Brief 1 =
Answer these questions about the passage on forgotten shoes:
(a) What item did the writer forget to pack?
(b) In what city did the writer get in the truck?
(c) What was the only footwear the truck stop had in the writer's size?

Given passage =
————————

When I got there the gate guard smiled, and looked at my papers, and went over the company rules with me. At which point I realized I was in trouble.

I started this week in a hurry. Five days ago I called in and said “When do I take the truck out tomorrow?” And they said “You take it out today.” It was after lunch when this happened. So I did a lot of throwing things in the duffel bag and rushing out to the car. And I just KNEW I'd forgotten something.

Turns out it was shoes.

When I got in the truck in Atlanta, the weather was warm and pleasant. River sandals were most comfortable. And the weather has been mostly pleasant this week. Even in Pennsylvania, I could walk on top of the packed snow in above-freezing temperatures, wearing a pair of socks under the sandal straps. Those sandals are more comfortable than almost any pair of shoes I've ever owned, in these conditions.

But some places require you to wear something over your toes. Leather, at the very least.

I can't say I blame them—I've actually thought about a pair of steel-toed shoes myself, just to be overly careful. After all, I spend a lot of time in warehouses and lumberyards and things, just full of forklifts and jacks and piles of really heavy stuff that sometimes fall over and squash things. Like toes. So when a shipper or a receiver insists I put on real shoes, I smile and rummage in the duffel.

And usually I pull the shoes out and put them on.

Not this time.

After a few minutes poking into every corner of the truck, I faced the truth. And considered my options. There weren't many. After all, how many shoe stores have parking for eighteen-wheelers?

The only place I was sure would have both shoes and a parking space was a truck stop a couple of miles down the road. I'd never been there, but it was part of a chain I frequent; and their truck stops almost always have shoes in the travel store. In fact, last time I was in one, they'd had some inexpensive running/hiking shoes on sale.

So I made my apologies to the nice people at the shipper and made my way to the truck stop. And sure enough, they had shoes. They even had reasonably priced shoes.

Just not in my size.

They didn't even have unreasonably priced shoes in my size.

The only thing they had in my size was cowboy boots.

It took me something like thirty minutes to find even those. Cowboy boots don't fit the same way the shoes I usually buy do. It took some experimenting to find something I could walk in. And when I'd managed it, I found I had three styles to choose from:

A black pair with some kind of silver cap-like thing on the toe, that make me look like I was going to a Dwight Yoakam concert

The same style, in a color they called “black cherry”

————————

Source records =
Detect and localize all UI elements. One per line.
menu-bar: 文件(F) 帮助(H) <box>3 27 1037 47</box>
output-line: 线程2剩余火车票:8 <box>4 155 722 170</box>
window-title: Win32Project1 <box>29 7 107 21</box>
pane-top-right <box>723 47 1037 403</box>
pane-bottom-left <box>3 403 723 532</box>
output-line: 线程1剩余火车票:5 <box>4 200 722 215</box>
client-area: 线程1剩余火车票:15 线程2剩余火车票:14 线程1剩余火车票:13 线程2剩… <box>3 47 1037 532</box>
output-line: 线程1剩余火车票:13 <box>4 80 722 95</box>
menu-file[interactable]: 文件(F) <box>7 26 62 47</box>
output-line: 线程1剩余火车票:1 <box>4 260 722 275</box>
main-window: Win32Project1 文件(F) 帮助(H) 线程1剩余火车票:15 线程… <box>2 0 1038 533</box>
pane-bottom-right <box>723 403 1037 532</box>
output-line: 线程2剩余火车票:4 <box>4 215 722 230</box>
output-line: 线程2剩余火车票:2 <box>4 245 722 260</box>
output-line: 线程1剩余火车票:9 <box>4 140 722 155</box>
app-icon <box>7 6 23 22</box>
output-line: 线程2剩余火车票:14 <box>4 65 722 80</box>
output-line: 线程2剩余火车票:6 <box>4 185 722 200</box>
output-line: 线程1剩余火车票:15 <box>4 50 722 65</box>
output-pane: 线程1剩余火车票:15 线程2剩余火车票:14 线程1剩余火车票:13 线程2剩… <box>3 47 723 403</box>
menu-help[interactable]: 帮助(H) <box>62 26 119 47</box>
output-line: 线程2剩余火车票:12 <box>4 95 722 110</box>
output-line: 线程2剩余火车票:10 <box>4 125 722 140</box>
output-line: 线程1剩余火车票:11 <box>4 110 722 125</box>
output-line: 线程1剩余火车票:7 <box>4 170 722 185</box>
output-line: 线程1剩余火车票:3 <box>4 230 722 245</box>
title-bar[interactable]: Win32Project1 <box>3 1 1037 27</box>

————————

Brief 2 = Output the listing with box coordinates above, line for line and unchanged.

Written answer 1 =
(a) Shoes.
(b) Atlanta.
(c) Cowboy boots.

Written answer 2 =
Detect and localize all UI elements. One per line.
menu-bar: 文件(F) 帮助(H) <box>3 27 1037 47</box>
output-line: 线程2剩余火车票:8 <box>4 155 722 170</box>
window-title: Win32Project1 <box>29 7 107 21</box>
pane-top-right <box>723 47 1037 403</box>
pane-bottom-left <box>3 403 723 532</box>
output-line: 线程1剩余火车票:5 <box>4 200 722 215</box>
client-area: 线程1剩余火车票:15 线程2剩余火车票:14 线程1剩余火车票:13 线程2剩… <box>3 47 1037 532</box>
output-line: 线程1剩余火车票:13 <box>4 80 722 95</box>
menu-file[interactable]: 文件(F) <box>7 26 62 47</box>
output-line: 线程1剩余火车票:1 <box>4 260 722 275</box>
main-window: Win32Project1 文件(F) 帮助(H) 线程1剩余火车票:15 线程… <box>2 0 1038 533</box>
pane-bottom-right <box>723 403 1037 532</box>
output-line: 线程2剩余火车票:4 <box>4 215 722 230</box>
output-line: 线程2剩余火车票:2 <box>4 245 722 260</box>
output-line: 线程1剩余火车票:9 <box>4 140 722 155</box>
app-icon <box>7 6 23 22</box>
output-line: 线程2剩余火车票:14 <box>4 65 722 80</box>
output-line: 线程2剩余火车票:6 <box>4 185 722 200</box>
output-line: 线程1剩余火车票:15 <box>4 50 722 65</box>
output-pane: 线程1剩余火车票:15 线程2剩余火车票:14 线程1剩余火车票:13 线程2剩… <box>3 47 723 403</box>
menu-help[interactable]: 帮助(H) <box>62 26 119 47</box>
output-line: 线程2剩余火车票:12 <box>4 95 722 110</box>
output-line: 线程2剩余火车票:10 <box>4 125 722 140</box>
output-line: 线程1剩余火车票:11 <box>4 110 722 125</box>
output-line: 线程1剩余火车票:7 <box>4 170 722 185</box>
output-line: 线程1剩余火车票:3 <box>4 230 722 245</box>
title-bar[interactable]: Win32Project1 <box>3 1 1037 27</box>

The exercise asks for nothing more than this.